Data records
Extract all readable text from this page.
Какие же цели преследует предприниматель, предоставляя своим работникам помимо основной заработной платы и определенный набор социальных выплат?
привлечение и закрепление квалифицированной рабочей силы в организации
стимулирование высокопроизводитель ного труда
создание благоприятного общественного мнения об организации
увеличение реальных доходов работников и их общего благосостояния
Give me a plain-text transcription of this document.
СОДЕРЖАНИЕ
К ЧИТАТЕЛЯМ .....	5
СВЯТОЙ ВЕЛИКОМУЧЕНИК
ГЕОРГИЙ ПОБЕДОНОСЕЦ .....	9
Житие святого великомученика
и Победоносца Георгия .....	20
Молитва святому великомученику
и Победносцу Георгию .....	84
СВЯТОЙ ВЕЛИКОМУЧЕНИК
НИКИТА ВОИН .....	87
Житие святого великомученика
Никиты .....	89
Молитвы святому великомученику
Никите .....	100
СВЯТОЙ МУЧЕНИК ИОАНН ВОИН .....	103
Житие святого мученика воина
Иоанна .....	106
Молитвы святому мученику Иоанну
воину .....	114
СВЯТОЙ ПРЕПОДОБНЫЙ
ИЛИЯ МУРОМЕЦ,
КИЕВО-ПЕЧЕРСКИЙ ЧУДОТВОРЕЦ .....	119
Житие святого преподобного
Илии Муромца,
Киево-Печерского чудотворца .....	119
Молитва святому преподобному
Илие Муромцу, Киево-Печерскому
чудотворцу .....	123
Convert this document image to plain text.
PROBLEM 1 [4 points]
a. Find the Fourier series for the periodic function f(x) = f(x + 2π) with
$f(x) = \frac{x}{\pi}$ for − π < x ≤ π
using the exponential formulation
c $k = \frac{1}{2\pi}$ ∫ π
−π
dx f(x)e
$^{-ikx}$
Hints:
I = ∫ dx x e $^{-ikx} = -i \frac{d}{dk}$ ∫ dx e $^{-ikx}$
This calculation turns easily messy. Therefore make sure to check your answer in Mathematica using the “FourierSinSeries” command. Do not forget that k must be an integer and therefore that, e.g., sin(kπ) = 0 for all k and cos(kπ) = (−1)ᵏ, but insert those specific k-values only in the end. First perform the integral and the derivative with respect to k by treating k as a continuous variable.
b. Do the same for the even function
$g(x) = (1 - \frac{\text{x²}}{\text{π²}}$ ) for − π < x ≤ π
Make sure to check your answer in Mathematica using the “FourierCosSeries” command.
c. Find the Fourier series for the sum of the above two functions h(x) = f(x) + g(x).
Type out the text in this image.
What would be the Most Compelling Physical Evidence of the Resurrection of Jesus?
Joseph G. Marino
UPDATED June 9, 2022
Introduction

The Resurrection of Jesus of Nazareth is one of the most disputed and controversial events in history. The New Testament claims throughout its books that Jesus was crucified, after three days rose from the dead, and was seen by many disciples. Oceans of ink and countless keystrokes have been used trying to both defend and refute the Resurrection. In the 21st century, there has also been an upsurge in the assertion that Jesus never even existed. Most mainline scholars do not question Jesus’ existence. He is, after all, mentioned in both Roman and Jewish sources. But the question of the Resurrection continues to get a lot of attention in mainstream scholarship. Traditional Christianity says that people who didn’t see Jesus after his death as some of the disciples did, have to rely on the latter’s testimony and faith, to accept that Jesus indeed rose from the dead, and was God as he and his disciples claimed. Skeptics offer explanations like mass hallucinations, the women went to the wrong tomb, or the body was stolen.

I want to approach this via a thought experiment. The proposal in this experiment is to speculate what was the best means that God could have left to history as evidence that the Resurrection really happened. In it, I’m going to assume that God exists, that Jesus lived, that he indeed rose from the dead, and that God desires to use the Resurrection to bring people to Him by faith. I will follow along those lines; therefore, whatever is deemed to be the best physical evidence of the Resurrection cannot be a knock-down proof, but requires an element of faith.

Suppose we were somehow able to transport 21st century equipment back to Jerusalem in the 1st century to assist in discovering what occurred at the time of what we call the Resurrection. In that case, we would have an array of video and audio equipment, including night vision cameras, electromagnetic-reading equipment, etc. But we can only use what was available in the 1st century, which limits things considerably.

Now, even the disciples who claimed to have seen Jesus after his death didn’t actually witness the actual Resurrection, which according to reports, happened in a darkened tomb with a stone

_Your objective_. Set down all of the records shown above once more, exactly.

_Correct answer_.
Extract all readable text from this page.
Какие же цели преследует предприниматель, предоставляя своим работникам помимо основной заработной платы и определенный набор социальных выплат?
привлечение и закрепление квалифицированной рабочей силы в организации
стимулирование высокопроизводитель ного труда
создание благоприятного общественного мнения об организации
увеличение реальных доходов работников и их общего благосостояния
Give me a plain-text transcription of this document.
СОДЕРЖАНИЕ
К ЧИТАТЕЛЯМ .....	5
СВЯТОЙ ВЕЛИКОМУЧЕНИК
ГЕОРГИЙ ПОБЕДОНОСЕЦ .....	9
Житие святого великомученика
и Победоносца Георгия .....	20
Молитва святому великомученику
и Победносцу Георгию .....	84
СВЯТОЙ ВЕЛИКОМУЧЕНИК
НИКИТА ВОИН .....	87
Житие святого великомученика
Никиты .....	89
Молитвы святому великомученику
Никите .....	100
СВЯТОЙ МУЧЕНИК ИОАНН ВОИН .....	103
Житие святого мученика воина
Иоанна .....	106
Молитвы святому мученику Иоанну
воину .....	114
СВЯТОЙ ПРЕПОДОБНЫЙ
ИЛИЯ МУРОМЕЦ,
КИЕВО-ПЕЧЕРСКИЙ ЧУДОТВОРЕЦ .....	119
Житие святого преподобного
Илии Муромца,
Киево-Печерского чудотворца .....	119
Молитва святому преподобному
Илие Муромцу, Киево-Печерскому
чудотворцу .....	123
Convert this document image to plain text.
PROBLEM 1 [4 points]
a. Find the Fourier series for the periodic function f(x) = f(x + 2π) with
$f(x) = \frac{x}{\pi}$ for − π < x ≤ π
using the exponential formulation
c $k = \frac{1}{2\pi}$ ∫ π
−π
dx f(x)e
$^{-ikx}$
Hints:
I = ∫ dx x e $^{-ikx} = -i \frac{d}{dk}$ ∫ dx e $^{-ikx}$
This calculation turns easily messy. Therefore make sure to check your answer in Mathematica using the “FourierSinSeries” command. Do not forget that k must be an integer and therefore that, e.g., sin(kπ) = 0 for all k and cos(kπ) = (−1)ᵏ, but insert those specific k-values only in the end. First perform the integral and the derivative with respect to k by treating k as a continuous variable.
b. Do the same for the even function
$g(x) = (1 - \frac{\text{x²}}{\text{π²}}$ ) for − π < x ≤ π
Make sure to check your answer in Mathematica using the “FourierCosSeries” command.
c. Find the Fourier series for the sum of the above two functions h(x) = f(x) + g(x).
Type out the text in this image.
What would be the Most Compelling Physical Evidence of the Resurrection of Jesus?
Joseph G. Marino
UPDATED June 9, 2022
Introduction

The Resurrection of Jesus of Nazareth is one of the most disputed and controversial events in history. The New Testament claims throughout its books that Jesus was crucified, after three days rose from the dead, and was seen by many disciples. Oceans of ink and countless keystrokes have been used trying to both defend and refute the Resurrection. In the 21st century, there has also been an upsurge in the assertion that Jesus never even existed. Most mainline scholars do not question Jesus’ existence. He is, after all, mentioned in both Roman and Jewish sources. But the question of the Resurrection continues to get a lot of attention in mainstream scholarship. Traditional Christianity says that people who didn’t see Jesus after his death as some of the disciples did, have to rely on the latter’s testimony and faith, to accept that Jesus indeed rose from the dead, and was God as he and his disciples claimed. Skeptics offer explanations like mass hallucinations, the women went to the wrong tomb, or the body was stolen.

I want to approach this via a thought experiment. The proposal in this experiment is to speculate what was the best means that God could have left to history as evidence that the Resurrection really happened. In it, I’m going to assume that God exists, that Jesus lived, that he indeed rose from the dead, and that God desires to use the Resurrection to bring people to Him by faith. I will follow along those lines; therefore, whatever is deemed to be the best physical evidence of the Resurrection cannot be a knock-down proof, but requires an element of faith.

Suppose we were somehow able to transport 21st century equipment back to Jerusalem in the 1st century to assist in discovering what occurred at the time of what we call the Resurrection. In that case, we would have an array of video and audio equipment, including night vision cameras, electromagnetic-reading equipment, etc. But we can only use what was available in the 1st century, which limits things considerably.

Now, even the disciples who claimed to have seen Jesus after his death didn’t actually witness the actual Resurrection, which according to reports, happened in a darkened tomb with a stone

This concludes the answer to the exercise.